■ What you are asked to do:
Identify each line below that contains the word "الليلة", and copy it out.
»»
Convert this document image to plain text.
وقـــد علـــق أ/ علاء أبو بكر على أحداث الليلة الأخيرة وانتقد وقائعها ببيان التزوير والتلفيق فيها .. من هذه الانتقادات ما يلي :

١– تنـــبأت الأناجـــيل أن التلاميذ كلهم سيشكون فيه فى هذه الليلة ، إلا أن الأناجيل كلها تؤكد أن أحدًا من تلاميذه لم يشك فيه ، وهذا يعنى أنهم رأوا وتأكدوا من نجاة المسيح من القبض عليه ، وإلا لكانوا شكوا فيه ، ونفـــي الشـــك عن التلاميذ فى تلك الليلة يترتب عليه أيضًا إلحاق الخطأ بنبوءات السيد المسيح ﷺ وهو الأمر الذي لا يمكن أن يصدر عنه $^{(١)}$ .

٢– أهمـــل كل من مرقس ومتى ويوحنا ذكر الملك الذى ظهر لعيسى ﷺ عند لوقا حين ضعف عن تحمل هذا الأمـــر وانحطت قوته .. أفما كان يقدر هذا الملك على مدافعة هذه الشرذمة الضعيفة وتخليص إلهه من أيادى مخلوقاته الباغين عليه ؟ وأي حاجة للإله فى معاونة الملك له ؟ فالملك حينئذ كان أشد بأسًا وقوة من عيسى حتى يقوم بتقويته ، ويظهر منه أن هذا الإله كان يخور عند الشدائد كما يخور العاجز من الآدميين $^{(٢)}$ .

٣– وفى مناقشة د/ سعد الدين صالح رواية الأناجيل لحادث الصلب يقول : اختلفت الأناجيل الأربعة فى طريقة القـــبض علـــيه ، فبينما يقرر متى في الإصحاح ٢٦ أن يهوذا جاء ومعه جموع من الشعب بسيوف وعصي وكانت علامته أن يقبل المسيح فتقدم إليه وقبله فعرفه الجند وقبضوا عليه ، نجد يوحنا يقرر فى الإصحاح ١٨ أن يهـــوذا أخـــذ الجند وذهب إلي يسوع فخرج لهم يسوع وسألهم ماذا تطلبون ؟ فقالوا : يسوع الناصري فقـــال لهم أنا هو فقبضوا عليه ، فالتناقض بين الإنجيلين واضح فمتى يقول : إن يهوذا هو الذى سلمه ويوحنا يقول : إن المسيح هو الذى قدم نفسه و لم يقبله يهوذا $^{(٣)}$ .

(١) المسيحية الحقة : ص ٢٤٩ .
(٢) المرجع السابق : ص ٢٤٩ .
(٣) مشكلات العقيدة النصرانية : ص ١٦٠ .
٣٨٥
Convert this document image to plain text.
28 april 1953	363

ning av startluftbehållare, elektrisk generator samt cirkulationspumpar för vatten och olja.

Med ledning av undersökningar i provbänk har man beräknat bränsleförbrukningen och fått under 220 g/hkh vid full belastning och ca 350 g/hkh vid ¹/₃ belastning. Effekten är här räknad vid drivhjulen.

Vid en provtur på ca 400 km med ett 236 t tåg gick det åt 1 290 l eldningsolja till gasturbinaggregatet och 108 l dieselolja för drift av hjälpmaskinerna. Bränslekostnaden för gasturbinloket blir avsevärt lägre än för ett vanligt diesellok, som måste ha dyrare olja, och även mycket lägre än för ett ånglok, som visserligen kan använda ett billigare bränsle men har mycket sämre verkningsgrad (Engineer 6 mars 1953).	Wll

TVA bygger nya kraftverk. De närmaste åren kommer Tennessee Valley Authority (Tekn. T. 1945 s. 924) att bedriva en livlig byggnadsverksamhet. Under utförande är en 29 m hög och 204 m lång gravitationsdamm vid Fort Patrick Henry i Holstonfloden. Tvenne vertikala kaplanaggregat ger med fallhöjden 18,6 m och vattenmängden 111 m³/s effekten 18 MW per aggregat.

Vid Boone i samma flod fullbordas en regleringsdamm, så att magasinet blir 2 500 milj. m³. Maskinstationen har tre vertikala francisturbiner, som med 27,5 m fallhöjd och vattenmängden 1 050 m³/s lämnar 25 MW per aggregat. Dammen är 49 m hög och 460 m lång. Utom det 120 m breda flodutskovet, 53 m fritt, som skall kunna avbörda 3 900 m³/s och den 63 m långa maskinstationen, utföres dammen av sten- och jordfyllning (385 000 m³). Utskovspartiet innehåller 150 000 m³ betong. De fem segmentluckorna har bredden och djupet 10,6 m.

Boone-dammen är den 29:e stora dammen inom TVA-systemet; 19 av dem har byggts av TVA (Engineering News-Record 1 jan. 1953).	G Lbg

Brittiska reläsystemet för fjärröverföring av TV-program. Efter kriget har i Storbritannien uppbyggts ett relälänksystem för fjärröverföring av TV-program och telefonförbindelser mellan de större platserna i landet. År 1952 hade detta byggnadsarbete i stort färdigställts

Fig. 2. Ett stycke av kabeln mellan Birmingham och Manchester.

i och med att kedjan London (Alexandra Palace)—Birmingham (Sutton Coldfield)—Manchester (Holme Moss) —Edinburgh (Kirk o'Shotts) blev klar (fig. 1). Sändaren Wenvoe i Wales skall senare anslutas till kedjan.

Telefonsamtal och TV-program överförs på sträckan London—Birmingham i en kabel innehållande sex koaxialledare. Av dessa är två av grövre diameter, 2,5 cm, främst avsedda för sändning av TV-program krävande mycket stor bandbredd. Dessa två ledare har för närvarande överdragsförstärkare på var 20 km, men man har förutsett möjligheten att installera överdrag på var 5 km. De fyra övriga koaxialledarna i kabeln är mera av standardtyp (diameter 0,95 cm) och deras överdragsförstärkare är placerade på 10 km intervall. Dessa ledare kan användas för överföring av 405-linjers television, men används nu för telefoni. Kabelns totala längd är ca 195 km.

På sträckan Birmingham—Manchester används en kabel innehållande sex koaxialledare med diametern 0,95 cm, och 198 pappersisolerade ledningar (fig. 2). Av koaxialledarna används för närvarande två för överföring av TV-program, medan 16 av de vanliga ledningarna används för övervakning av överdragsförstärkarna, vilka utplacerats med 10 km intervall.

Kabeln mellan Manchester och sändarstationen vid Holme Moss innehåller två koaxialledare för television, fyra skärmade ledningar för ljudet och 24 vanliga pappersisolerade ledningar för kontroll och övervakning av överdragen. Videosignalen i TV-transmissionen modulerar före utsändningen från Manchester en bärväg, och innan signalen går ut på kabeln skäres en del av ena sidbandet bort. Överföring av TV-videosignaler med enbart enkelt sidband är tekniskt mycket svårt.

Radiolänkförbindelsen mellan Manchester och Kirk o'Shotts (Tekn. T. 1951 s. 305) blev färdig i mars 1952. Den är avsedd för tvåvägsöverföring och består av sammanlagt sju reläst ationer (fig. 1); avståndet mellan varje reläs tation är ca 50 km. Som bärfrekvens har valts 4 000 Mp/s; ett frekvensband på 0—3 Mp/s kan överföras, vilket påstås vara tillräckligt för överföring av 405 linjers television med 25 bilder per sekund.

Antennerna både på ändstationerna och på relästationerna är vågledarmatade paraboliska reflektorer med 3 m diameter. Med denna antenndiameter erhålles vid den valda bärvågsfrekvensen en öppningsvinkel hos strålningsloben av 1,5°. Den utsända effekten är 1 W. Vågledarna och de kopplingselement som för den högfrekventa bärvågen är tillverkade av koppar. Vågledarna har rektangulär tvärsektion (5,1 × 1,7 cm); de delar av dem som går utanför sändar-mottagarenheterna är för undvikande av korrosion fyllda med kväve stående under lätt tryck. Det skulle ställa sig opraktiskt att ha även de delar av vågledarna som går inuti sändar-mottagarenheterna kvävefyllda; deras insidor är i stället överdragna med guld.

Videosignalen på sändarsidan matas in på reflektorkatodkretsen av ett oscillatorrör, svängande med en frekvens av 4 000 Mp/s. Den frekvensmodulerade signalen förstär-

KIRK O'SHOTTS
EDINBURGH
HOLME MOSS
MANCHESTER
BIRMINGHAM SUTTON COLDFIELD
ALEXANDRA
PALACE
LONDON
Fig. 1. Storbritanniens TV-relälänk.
««
■ Full output:
وقـــد علـــق أ/ علاء أبو بكر على أحداث الليلة الأخيرة وانتقد وقائعها ببيان التزوير والتلفيق فيها .. من هذه الانتقادات ما يلي :
١– تنـــبأت الأناجـــيل أن التلاميذ كلهم سيشكون فيه فى هذه الليلة ، إلا أن الأناجيل كلها تؤكد أن أحدًا من تلاميذه لم يشك فيه ، وهذا يعنى أنهم رأوا وتأكدوا من نجاة المسيح من القبض عليه ، وإلا لكانوا شكوا فيه ، ونفـــي الشـــك عن التلاميذ فى تلك الليلة يترتب عليه أيضًا إلحاق الخطأ بنبوءات السيد المسيح ﷺ وهو الأمر الذي لا يمكن أن يصدر عنه $^{(١)}$ .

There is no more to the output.